[Task brief] Search the material for "page" and show all lines that contain it.

Dataset records

## begin

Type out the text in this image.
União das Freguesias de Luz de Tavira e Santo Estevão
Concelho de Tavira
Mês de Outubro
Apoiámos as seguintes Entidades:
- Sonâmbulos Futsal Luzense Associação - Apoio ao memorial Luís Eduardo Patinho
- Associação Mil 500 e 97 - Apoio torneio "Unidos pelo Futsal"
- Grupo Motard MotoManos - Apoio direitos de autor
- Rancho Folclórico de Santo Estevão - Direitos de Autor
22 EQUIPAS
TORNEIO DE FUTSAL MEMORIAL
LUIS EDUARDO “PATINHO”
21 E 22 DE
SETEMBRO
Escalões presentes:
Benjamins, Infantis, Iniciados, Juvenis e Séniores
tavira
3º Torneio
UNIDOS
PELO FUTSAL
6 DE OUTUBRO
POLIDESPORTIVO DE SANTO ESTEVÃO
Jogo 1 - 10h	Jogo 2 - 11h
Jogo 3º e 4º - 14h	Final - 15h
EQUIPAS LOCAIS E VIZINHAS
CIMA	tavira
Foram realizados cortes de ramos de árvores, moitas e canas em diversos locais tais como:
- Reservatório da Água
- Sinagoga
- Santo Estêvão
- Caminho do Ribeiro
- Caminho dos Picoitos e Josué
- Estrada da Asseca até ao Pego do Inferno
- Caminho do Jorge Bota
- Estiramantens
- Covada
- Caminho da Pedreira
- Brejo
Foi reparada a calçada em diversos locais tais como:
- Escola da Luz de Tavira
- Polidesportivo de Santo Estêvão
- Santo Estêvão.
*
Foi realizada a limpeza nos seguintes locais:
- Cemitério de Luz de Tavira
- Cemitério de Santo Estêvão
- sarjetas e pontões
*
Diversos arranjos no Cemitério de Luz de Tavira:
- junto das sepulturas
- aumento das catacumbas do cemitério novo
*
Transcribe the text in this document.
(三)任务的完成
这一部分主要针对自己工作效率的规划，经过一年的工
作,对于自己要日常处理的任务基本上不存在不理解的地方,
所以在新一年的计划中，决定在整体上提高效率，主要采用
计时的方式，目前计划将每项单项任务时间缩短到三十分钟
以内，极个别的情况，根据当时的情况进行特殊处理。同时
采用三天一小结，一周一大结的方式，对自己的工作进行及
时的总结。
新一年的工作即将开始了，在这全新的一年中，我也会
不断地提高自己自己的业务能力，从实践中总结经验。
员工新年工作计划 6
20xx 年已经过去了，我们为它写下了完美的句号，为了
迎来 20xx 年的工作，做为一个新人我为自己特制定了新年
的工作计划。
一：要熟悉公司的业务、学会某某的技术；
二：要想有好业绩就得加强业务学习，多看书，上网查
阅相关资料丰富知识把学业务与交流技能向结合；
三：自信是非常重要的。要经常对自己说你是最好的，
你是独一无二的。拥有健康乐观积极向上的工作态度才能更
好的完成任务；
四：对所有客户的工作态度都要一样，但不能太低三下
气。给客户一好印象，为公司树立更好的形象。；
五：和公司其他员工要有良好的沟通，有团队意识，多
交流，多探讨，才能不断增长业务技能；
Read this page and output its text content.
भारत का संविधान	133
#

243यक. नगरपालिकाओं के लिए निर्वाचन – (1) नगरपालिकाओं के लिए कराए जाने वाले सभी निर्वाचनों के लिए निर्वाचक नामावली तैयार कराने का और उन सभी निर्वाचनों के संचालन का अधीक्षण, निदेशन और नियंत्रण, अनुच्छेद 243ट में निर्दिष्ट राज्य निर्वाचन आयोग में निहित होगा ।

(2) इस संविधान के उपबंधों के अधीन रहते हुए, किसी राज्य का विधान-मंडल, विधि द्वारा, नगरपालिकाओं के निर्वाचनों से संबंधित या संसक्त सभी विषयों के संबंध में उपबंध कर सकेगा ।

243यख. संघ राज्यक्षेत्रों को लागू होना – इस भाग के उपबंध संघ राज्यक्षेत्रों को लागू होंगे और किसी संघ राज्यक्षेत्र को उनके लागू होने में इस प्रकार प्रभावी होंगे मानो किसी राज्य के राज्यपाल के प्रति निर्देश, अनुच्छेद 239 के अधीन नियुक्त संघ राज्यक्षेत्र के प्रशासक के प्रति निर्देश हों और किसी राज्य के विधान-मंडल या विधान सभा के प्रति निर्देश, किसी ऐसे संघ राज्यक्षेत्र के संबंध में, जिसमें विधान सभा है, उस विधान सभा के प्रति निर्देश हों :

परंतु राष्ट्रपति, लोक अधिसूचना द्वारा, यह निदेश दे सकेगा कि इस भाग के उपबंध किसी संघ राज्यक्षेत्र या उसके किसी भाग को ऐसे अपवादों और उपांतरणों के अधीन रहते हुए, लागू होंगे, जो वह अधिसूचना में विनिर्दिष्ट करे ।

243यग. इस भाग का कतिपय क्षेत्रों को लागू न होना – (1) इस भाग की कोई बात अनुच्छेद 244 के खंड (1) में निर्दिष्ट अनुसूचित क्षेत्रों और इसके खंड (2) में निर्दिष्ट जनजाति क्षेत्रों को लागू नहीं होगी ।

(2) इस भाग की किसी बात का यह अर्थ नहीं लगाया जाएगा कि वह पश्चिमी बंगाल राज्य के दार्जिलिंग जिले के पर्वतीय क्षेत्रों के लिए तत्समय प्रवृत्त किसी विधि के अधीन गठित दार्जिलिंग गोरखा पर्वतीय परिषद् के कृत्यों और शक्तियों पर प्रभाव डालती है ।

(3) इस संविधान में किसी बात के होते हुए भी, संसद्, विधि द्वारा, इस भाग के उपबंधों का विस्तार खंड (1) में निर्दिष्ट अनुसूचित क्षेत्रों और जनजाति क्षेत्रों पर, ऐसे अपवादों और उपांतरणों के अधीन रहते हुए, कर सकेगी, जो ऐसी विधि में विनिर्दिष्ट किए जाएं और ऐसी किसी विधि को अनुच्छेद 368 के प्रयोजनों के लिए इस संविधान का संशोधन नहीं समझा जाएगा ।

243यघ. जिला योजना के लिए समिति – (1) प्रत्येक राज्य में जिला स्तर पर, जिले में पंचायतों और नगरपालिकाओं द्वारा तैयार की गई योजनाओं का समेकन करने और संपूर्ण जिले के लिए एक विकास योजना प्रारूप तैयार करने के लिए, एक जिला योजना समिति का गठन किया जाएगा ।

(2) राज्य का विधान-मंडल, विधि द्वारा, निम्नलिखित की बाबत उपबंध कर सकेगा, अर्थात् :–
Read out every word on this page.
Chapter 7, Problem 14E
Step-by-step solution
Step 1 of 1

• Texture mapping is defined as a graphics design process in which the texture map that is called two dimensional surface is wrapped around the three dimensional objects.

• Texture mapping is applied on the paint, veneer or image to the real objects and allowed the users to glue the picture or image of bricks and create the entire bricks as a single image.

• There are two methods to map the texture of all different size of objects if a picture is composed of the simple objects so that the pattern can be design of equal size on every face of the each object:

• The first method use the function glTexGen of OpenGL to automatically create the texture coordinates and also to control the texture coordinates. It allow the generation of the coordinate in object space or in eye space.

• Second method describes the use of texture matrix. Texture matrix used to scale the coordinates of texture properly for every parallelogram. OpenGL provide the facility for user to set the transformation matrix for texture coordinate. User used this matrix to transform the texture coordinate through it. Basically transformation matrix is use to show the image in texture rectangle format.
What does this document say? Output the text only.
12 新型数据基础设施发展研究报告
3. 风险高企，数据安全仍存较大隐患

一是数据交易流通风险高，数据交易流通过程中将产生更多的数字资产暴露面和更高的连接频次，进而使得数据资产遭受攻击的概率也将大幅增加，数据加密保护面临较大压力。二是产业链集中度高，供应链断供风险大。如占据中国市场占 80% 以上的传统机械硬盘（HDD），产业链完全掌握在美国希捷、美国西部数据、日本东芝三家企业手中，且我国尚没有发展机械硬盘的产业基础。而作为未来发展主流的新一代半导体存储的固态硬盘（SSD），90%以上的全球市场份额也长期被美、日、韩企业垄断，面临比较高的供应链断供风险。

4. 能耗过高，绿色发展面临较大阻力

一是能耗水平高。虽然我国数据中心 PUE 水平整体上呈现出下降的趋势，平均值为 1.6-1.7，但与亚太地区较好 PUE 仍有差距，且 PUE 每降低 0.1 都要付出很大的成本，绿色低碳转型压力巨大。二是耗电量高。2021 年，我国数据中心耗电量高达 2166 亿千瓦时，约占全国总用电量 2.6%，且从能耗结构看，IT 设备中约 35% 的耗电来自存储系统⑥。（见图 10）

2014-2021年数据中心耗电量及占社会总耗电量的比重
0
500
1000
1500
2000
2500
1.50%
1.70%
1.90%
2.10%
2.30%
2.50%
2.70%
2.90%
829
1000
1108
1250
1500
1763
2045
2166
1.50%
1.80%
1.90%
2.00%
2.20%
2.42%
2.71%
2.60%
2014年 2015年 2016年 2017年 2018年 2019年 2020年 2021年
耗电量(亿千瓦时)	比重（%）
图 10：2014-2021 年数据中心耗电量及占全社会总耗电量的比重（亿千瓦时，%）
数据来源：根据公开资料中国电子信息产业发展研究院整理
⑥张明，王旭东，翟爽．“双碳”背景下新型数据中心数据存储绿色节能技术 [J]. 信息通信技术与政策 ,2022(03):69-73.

## end

[Exercise response]
Read this page and output its text content.
Read out every word on this page.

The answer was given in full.